[Input data]:

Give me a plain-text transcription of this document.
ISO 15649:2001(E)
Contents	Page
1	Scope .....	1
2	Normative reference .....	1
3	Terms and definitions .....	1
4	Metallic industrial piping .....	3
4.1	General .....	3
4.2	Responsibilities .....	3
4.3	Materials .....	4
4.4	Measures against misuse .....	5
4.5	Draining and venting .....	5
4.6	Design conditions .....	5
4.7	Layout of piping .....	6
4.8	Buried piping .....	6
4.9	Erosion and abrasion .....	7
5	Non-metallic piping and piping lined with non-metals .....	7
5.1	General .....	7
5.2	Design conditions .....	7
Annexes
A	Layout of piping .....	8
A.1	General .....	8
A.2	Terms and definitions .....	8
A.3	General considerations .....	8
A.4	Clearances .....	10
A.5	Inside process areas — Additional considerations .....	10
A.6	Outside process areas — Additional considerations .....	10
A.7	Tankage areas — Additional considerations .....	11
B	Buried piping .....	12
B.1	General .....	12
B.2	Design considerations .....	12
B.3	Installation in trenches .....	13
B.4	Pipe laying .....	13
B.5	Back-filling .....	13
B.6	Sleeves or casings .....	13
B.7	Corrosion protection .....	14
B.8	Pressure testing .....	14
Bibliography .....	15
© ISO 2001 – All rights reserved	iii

[Aim of the exercise]:
Repeat the data verbatim.

[Solution to the problem]:
Give me a plain-text transcription of this document.
ISO 15649:2001(E)
Contents	Page
1	Scope .....	1
2	Normative reference .....	1
3	Terms and definitions .....	1
4	Metallic industrial piping .....	3
4.1	General .....	3
4.2	Responsibilities .....	3
4.3	Materials .....	4
4.4	Measures against misuse .....	5
4.5	Draining and venting .....	5
4.6	Design conditions .....	5
4.7	Layout of piping .....	6
4.8	Buried piping .....	6
4.9	Erosion and abrasion .....	7
5	Non-metallic piping and piping lined with non-metals .....	7
5.1	General .....	7
5.2	Design conditions .....	7
Annexes
A	Layout of piping .....	8
A.1	General .....	8
A.2	Terms and definitions .....	8
A.3	General considerations .....	8
A.4	Clearances .....	10
A.5	Inside process areas — Additional considerations .....	10
A.6	Outside process areas — Additional considerations .....	10
A.7	Tankage areas — Additional considerations .....	11
B	Buried piping .....	12
B.1	General .....	12
B.2	Design considerations .....	12
B.3	Installation in trenches .....	13
B.4	Pipe laying .....	13
B.5	Back-filling .....	13
B.6	Sleeves or casings .....	13
B.7	Corrosion protection .....	14
B.8	Pressure testing .....	14
Bibliography .....	15
© ISO 2001 – All rights reserved	iii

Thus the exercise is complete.